| PASSAGE SHOWN |
+ + + +
Economy, Business And Markets

Going Not Gone

Finance Desk
Going Not Gone
Going Not Gone

Love is like war, easy to start but very hard to stop, said H. L. Menken, notable American author. But the saying can be ascribed, albeit much less poetically, to describe the cocktail of woes precipitated by uncertified credit and financial institutions – aka illegals - in Iran.  

Once dismissed as Lilliputian nonentities, these quasi-lenders have rapidly “graduated” into Brobdingnagian companies that hold about a quarter of the country’s liquidity!

A handful of these lenders are now considered too big to fail and the news of their collapse sends shivers down the spines of regulatory bodies. As soon as one of them goes under, monetary officials scramble to appease the irate customers who have awakened to a nightmarish reality that outrageously generous deposit rates offered by these uncertified institutions are too good to be lasting.

 But the first question the victims of these institutions ask is about the ease with which these companies operate notwithstanding their illegality. Interestingly, this enigma looms large even for policymakers who are literally at a loss as how to deal with the ugly and dangerous phenomenon. A member of the Majlis Economic Commission recently said “he is baffled to compare the amount of red tape for obtaining license for a corner shop and the unhindered process for illegal institutions to open branches without any difficulty.”

 P is for Profit

Said Rezaee Moghaddam and his family run a successful transport company in the northeast South Khorasan Province. The reputation of the Mashhad-based Mizan Credit Institution, which even benefited from the judicial logo and the generous returns they offered on deposits prompted  them to invest big with the lender, preferring it over legitimate commercial banks who at best would offer a 22% return and lend rather sparingly. The returns provided seemingly safe and stable revenue to repay their loans and pay their bills.  However, they were in for a big shock when news swirled that Mizan’s risky real estate ventures had backfired and the institute is in big hole.  The defunct institute was merged with Bank Saderat in October to reimburse the dismayed customers. However, the biggies like the Moghddams have not received a dime so far.

 From Acute to Chronic

Last week Samen-al-Hujaj became the latest juggernaut quasi-lender to go bust and the private Parsian Bank agreed to stand in. One silver lining of the event, however, was that the country became one step closer to get rid of the remaining “giant” illegal lenders which include Noor, Samen, Afzal Toos, Arman (later renamed Caspian) and Samen-al –Hujaj. Among these, Afzal Toos remains the last remaining renegade which is still neither dissolved nor registered.

Stemming the flow of these corruption-infested bodies has been rather difficult, some say impossible. The Rouhani administration has become heir to a phenomenon that saw an insidious yet explosive growth during the previous administration. It is now an open secret that these companies are backed by powerful religious and military organizations. In fact a huge part of their success comes from their exploitation of pious and religious names, promotion on huge street billboards and infomercials on the state-run TV.

Their exact number is unknown but estimates point to the presence of 7,000 illegal financial institutions and Qarzol-Hassaneh (usury-free micro-lending) funds. For instance, Samen-al-Hujaj is said to have started operation with a paltry capital of $1,600 but no one really knows how it could open 450 branches across the country (it opened a branch barely 10 days before it was declared bankrupt).
+ + + +
| DATA SECTION |
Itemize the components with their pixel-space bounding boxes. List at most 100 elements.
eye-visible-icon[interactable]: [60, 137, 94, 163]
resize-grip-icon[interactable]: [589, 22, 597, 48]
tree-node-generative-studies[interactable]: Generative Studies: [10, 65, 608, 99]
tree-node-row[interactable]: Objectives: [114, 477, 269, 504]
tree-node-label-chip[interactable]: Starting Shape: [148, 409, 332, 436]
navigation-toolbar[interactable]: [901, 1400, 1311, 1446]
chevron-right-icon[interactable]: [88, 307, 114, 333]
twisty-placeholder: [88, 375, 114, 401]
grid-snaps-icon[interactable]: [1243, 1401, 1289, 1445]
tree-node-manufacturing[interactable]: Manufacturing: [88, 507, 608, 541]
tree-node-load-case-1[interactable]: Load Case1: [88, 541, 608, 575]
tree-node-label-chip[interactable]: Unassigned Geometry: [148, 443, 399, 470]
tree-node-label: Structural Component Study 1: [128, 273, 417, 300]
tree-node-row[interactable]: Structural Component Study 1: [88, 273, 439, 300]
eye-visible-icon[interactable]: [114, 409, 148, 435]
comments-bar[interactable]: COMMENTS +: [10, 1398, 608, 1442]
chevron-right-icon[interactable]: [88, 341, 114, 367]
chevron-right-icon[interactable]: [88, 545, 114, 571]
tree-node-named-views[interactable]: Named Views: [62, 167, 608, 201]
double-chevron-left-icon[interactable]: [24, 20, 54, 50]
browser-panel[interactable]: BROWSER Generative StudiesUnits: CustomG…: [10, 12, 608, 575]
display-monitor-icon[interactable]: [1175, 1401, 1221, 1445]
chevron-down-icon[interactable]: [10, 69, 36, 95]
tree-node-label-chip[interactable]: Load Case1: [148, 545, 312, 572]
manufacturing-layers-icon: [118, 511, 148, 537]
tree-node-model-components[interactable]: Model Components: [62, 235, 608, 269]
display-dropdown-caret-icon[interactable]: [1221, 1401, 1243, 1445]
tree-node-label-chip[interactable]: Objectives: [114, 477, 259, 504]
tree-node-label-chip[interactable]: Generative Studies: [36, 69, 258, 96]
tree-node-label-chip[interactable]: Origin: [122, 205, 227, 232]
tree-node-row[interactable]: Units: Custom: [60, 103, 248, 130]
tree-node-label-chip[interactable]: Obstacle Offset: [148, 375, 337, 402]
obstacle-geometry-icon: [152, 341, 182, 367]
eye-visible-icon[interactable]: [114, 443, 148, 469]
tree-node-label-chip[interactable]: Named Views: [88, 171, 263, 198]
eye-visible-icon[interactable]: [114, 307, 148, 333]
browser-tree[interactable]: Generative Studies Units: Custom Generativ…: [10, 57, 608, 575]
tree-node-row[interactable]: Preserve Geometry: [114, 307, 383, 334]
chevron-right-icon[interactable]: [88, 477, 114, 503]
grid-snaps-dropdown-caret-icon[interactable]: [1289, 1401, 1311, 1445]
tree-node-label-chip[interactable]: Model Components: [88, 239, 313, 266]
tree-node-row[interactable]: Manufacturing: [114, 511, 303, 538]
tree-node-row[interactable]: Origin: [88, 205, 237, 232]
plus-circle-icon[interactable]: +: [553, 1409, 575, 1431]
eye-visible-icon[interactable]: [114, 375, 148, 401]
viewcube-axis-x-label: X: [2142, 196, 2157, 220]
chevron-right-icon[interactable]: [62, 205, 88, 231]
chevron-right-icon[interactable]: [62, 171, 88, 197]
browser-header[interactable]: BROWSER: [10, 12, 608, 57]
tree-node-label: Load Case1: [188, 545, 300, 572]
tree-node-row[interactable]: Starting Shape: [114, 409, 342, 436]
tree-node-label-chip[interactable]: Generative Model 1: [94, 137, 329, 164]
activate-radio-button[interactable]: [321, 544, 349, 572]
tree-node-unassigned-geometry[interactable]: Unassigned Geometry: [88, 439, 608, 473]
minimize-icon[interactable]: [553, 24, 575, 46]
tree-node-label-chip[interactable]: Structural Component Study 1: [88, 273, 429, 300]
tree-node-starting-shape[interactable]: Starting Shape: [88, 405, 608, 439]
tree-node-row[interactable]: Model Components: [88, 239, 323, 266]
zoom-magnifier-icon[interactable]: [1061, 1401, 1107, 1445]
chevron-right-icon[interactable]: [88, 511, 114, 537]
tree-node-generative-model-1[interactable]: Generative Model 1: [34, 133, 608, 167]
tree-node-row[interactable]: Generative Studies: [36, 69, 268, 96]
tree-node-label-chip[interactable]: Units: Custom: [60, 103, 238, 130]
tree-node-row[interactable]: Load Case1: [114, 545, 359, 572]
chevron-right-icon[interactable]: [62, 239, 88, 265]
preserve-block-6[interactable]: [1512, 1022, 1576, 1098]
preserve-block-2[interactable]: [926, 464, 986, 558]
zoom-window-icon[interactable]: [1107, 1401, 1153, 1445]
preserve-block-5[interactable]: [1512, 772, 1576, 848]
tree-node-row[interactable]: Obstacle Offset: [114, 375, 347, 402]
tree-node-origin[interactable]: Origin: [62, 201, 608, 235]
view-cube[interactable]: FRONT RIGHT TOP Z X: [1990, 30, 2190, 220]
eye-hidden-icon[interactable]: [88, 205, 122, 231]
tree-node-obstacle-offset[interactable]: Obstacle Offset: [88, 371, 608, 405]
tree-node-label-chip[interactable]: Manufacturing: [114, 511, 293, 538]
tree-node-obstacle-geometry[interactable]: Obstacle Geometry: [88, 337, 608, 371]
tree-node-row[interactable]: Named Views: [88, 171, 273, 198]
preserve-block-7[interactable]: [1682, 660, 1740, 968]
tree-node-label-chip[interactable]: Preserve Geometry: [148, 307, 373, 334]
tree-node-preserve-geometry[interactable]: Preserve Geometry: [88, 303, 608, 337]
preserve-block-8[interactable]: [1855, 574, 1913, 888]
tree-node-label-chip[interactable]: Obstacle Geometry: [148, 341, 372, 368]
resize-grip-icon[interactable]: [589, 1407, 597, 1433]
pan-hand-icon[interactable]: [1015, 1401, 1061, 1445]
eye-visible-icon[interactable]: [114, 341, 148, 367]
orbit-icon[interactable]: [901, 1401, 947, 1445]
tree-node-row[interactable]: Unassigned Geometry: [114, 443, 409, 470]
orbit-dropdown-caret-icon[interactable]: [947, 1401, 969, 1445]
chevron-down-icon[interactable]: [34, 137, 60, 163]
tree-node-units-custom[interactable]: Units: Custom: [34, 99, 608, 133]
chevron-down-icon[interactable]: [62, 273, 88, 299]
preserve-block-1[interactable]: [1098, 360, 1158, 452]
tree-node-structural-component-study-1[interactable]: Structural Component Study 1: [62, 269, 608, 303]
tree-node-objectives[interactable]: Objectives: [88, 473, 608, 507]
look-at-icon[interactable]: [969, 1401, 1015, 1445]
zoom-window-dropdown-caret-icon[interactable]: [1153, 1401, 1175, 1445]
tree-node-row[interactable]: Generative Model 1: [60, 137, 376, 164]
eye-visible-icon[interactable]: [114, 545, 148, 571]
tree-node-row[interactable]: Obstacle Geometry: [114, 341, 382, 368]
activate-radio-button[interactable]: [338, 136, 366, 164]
+ + + +
| PROBLEMS TO WORK ON |
1. In the article on Iran's illegal lenders, reproduce the passage from "Finance Desk" up to and including "to be lasting.".
2. According to the article on Iran's illegal lenders, why did Said Rezaee Moghaddam's family invest heavily with the Mizan Credit Institution instead of commercial banks? Answer in one to three sentences.

| YOUR WRITTEN ANSWERS |
1.
Finance Desk
Going Not Gone
Going Not Gone

Love is like war, easy to start but very hard to stop, said H. L. Menken, notable American author. But the saying can be ascribed, albeit much less poetically, to describe the cocktail of woes precipitated by uncertified credit and financial institutions – aka illegals - in Iran.  

Once dismissed as Lilliputian nonentities, these quasi-lenders have rapidly “graduated” into Brobdingnagian companies that hold about a quarter of the country’s liquidity!

A handful of these lenders are now considered too big to fail and the news of their collapse sends shivers down the spines of regulatory bodies. As soon as one of them goes under, monetary officials scramble to appease the irate customers who have awakened to a nightmarish reality that outrageously generous deposit rates offered by these uncertified institutions are too good to be lasting.

2. They were drawn by Mizan's reputation, which was strengthened by its use of the judicial logo, and by the generous returns it offered on deposits. Legitimate commercial banks offered at most 22% and lent sparingly.